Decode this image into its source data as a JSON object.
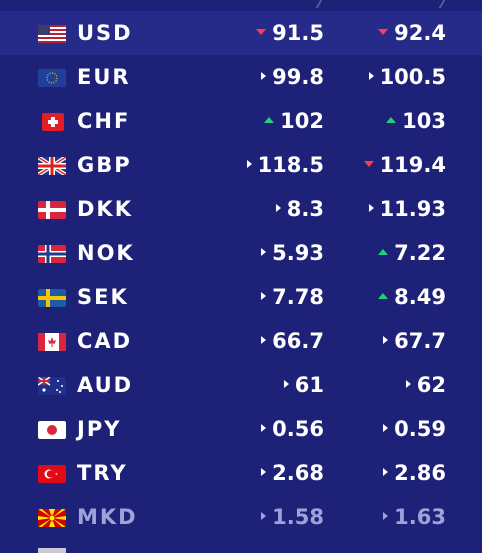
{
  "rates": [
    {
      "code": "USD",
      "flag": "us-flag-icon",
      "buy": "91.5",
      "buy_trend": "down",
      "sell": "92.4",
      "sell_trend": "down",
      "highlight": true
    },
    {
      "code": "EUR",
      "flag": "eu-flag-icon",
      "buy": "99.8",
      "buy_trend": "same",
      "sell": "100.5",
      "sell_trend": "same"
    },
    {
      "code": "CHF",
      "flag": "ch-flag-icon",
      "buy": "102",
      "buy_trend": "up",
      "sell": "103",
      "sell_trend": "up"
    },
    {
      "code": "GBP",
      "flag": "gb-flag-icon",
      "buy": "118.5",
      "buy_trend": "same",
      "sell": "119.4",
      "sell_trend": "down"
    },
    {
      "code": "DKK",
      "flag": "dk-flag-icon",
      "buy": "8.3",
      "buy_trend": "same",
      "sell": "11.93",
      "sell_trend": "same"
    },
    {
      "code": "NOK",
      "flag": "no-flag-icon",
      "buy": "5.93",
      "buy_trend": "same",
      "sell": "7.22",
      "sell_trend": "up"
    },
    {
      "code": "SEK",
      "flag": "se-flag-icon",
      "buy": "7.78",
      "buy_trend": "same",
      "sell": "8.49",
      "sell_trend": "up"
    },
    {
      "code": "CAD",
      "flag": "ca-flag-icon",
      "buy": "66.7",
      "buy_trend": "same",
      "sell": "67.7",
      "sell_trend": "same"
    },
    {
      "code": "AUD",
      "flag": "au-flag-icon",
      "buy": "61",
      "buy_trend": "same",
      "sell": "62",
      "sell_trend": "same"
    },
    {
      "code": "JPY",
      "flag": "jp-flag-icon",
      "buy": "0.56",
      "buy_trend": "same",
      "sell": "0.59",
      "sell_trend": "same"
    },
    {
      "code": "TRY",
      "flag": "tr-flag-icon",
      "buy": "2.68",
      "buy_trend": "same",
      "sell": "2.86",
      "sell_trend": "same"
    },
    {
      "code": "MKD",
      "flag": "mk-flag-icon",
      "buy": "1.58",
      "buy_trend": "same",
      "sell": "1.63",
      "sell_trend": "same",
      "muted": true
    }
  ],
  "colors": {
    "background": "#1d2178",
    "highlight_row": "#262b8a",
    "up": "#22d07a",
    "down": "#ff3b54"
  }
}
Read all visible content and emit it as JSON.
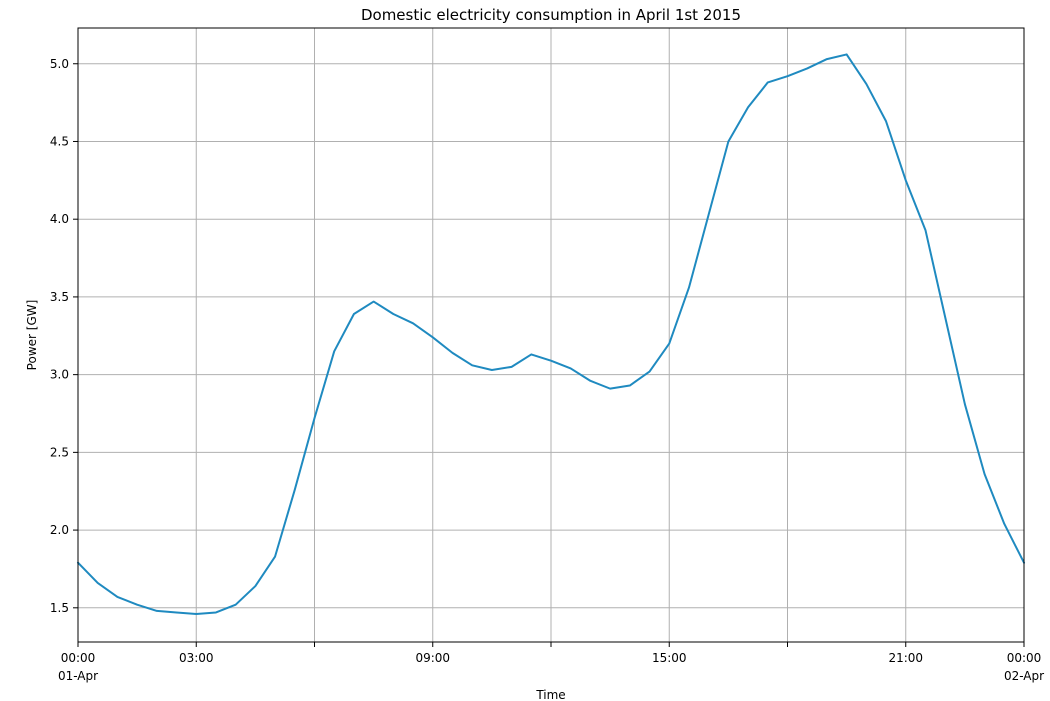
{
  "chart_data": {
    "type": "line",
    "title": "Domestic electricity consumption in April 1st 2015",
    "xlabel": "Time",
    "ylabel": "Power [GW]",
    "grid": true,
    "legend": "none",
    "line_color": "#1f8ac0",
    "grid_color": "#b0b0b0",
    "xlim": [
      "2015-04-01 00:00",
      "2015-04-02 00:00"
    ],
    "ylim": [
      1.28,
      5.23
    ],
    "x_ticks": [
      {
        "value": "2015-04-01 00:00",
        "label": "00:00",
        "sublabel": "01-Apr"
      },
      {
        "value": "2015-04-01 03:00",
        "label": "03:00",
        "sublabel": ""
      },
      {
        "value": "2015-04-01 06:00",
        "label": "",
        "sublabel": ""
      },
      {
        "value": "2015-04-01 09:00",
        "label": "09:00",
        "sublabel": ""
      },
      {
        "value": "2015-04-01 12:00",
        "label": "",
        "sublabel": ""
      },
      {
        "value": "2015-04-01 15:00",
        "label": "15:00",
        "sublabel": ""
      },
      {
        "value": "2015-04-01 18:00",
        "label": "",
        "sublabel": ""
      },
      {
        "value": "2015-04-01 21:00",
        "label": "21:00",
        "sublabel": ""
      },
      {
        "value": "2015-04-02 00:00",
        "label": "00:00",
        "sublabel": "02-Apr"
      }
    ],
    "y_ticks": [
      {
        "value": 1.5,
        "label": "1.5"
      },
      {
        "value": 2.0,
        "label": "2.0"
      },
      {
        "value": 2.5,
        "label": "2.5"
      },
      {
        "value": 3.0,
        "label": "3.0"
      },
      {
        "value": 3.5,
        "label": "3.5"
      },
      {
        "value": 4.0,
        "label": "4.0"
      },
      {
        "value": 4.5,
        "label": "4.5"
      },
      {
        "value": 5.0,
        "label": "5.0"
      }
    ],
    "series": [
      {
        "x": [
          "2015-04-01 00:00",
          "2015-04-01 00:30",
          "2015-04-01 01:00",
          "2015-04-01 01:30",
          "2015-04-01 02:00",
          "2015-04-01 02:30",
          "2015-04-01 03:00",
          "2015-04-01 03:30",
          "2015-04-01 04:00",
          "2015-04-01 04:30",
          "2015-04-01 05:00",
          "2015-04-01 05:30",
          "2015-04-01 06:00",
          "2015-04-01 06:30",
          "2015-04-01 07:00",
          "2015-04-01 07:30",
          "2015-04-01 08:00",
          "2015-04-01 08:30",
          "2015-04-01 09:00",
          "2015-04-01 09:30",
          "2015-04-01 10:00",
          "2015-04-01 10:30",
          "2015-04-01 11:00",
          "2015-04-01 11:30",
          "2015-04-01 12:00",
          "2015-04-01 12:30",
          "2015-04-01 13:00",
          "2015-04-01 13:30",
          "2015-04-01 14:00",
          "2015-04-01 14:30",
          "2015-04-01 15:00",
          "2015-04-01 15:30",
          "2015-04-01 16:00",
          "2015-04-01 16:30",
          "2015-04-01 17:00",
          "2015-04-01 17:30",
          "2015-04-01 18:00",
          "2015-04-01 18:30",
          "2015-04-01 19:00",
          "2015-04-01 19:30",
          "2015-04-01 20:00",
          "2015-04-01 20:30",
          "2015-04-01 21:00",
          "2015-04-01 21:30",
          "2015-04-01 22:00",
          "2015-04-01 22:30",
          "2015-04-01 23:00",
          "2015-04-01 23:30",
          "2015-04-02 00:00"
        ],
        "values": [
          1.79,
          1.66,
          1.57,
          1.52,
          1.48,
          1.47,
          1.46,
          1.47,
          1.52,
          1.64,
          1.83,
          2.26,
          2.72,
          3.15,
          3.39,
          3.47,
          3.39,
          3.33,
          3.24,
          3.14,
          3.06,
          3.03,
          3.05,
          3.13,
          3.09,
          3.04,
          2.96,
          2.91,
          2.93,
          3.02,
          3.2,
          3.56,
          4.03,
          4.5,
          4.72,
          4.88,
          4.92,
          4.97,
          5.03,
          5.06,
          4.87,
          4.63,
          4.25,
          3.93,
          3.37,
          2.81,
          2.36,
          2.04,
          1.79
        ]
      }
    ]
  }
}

-- Your objective --
The records above are to be reproduced exactly; the pictures are to be left out.

-- Written answer --
Decode this image into its source data as a JSON object.
{
  "rates": [
    {
      "code": "USD",
      "flag": "us-flag-icon",
      "buy": "91.5",
      "buy_trend": "down",
      "sell": "92.4",
      "sell_trend": "down",
      "highlight": true
    },
    {
      "code": "EUR",
      "flag": "eu-flag-icon",
      "buy": "99.8",
      "buy_trend": "same",
      "sell": "100.5",
      "sell_trend": "same"
    },
    {
      "code": "CHF",
      "flag": "ch-flag-icon",
      "buy": "102",
      "buy_trend": "up",
      "sell": "103",
      "sell_trend": "up"
    },
    {
      "code": "GBP",
      "flag": "gb-flag-icon",
      "buy": "118.5",
      "buy_trend": "same",
      "sell": "119.4",
      "sell_trend": "down"
    },
    {
      "code": "DKK",
      "flag": "dk-flag-icon",
      "buy": "8.3",
      "buy_trend": "same",
      "sell": "11.93",
      "sell_trend": "same"
    },
    {
      "code": "NOK",
      "flag": "no-flag-icon",
      "buy": "5.93",
      "buy_trend": "same",
      "sell": "7.22",
      "sell_trend": "up"
    },
    {
      "code": "SEK",
      "flag": "se-flag-icon",
      "buy": "7.78",
      "buy_trend": "same",
      "sell": "8.49",
      "sell_trend": "up"
    },
    {
      "code": "CAD",
      "flag": "ca-flag-icon",
      "buy": "66.7",
      "buy_trend": "same",
      "sell": "67.7",
      "sell_trend": "same"
    },
    {
      "code": "AUD",
      "flag": "au-flag-icon",
      "buy": "61",
      "buy_trend": "same",
      "sell": "62",
      "sell_trend": "same"
    },
    {
      "code": "JPY",
      "flag": "jp-flag-icon",
      "buy": "0.56",
      "buy_trend": "same",
      "sell": "0.59",
      "sell_trend": "same"
    },
    {
      "code": "TRY",
      "flag": "tr-flag-icon",
      "buy": "2.68",
      "buy_trend": "same",
      "sell": "2.86",
      "sell_trend": "same"
    },
    {
      "code": "MKD",
      "flag": "mk-flag-icon",
      "buy": "1.58",
      "buy_trend": "same",
      "sell": "1.63",
      "sell_trend": "same",
      "muted": true
    }
  ],
  "colors": {
    "background": "#1d2178",
    "highlight_row": "#262b8a",
    "up": "#22d07a",
    "down": "#ff3b54"
  }
}
Read all visible content and emit it as JSON.
{
  "chart_data": {
    "type": "line",
    "title": "Domestic electricity consumption in April 1st 2015",
    "xlabel": "Time",
    "ylabel": "Power [GW]",
    "grid": true,
    "legend": "none",
    "line_color": "#1f8ac0",
    "grid_color": "#b0b0b0",
    "xlim": [
      "2015-04-01 00:00",
      "2015-04-02 00:00"
    ],
    "ylim": [
      1.28,
      5.23
    ],
    "x_ticks": [
      {
        "value": "2015-04-01 00:00",
        "label": "00:00",
        "sublabel": "01-Apr"
      },
      {
        "value": "2015-04-01 03:00",
        "label": "03:00",
        "sublabel": ""
      },
      {
        "value": "2015-04-01 06:00",
        "label": "",
        "sublabel": ""
      },
      {
        "value": "2015-04-01 09:00",
        "label": "09:00",
        "sublabel": ""
      },
      {
        "value": "2015-04-01 12:00",
        "label": "",
        "sublabel": ""
      },
      {
        "value": "2015-04-01 15:00",
        "label": "15:00",
        "sublabel": ""
      },
      {
        "value": "2015-04-01 18:00",
        "label": "",
        "sublabel": ""
      },
      {
        "value": "2015-04-01 21:00",
        "label": "21:00",
        "sublabel": ""
      },
      {
        "value": "2015-04-02 00:00",
        "label": "00:00",
        "sublabel": "02-Apr"
      }
    ],
    "y_ticks": [
      {
        "value": 1.5,
        "label": "1.5"
      },
      {
        "value": 2.0,
        "label": "2.0"
      },
      {
        "value": 2.5,
        "label": "2.5"
      },
      {
        "value": 3.0,
        "label": "3.0"
      },
      {
        "value": 3.5,
        "label": "3.5"
      },
      {
        "value": 4.0,
        "label": "4.0"
      },
      {
        "value": 4.5,
        "label": "4.5"
      },
      {
        "value": 5.0,
        "label": "5.0"
      }
    ],
    "series": [
      {
        "x": [
          "2015-04-01 00:00",
          "2015-04-01 00:30",
          "2015-04-01 01:00",
          "2015-04-01 01:30",
          "2015-04-01 02:00",
          "2015-04-01 02:30",
          "2015-04-01 03:00",
          "2015-04-01 03:30",
          "2015-04-01 04:00",
          "2015-04-01 04:30",
          "2015-04-01 05:00",
          "2015-04-01 05:30",
          "2015-04-01 06:00",
          "2015-04-01 06:30",
          "2015-04-01 07:00",
          "2015-04-01 07:30",
          "2015-04-01 08:00",
          "2015-04-01 08:30",
          "2015-04-01 09:00",
          "2015-04-01 09:30",
          "2015-04-01 10:00",
          "2015-04-01 10:30",
          "2015-04-01 11:00",
          "2015-04-01 11:30",
          "2015-04-01 12:00",
          "2015-04-01 12:30",
          "2015-04-01 13:00",
          "2015-04-01 13:30",
          "2015-04-01 14:00",
          "2015-04-01 14:30",
          "2015-04-01 15:00",
          "2015-04-01 15:30",
          "2015-04-01 16:00",
          "2015-04-01 16:30",
          "2015-04-01 17:00",
          "2015-04-01 17:30",
          "2015-04-01 18:00",
          "2015-04-01 18:30",
          "2015-04-01 19:00",
          "2015-04-01 19:30",
          "2015-04-01 20:00",
          "2015-04-01 20:30",
          "2015-04-01 21:00",
          "2015-04-01 21:30",
          "2015-04-01 22:00",
          "2015-04-01 22:30",
          "2015-04-01 23:00",
          "2015-04-01 23:30",
          "2015-04-02 00:00"
        ],
        "values": [
          1.79,
          1.66,
          1.57,
          1.52,
          1.48,
          1.47,
          1.46,
          1.47,
          1.52,
          1.64,
          1.83,
          2.26,
          2.72,
          3.15,
          3.39,
          3.47,
          3.39,
          3.33,
          3.24,
          3.14,
          3.06,
          3.03,
          3.05,
          3.13,
          3.09,
          3.04,
          2.96,
          2.91,
          2.93,
          3.02,
          3.2,
          3.56,
          4.03,
          4.5,
          4.72,
          4.88,
          4.92,
          4.97,
          5.03,
          5.06,
          4.87,
          4.63,
          4.25,
          3.93,
          3.37,
          2.81,
          2.36,
          2.04,
          1.79
        ]
      }
    ]
  }
}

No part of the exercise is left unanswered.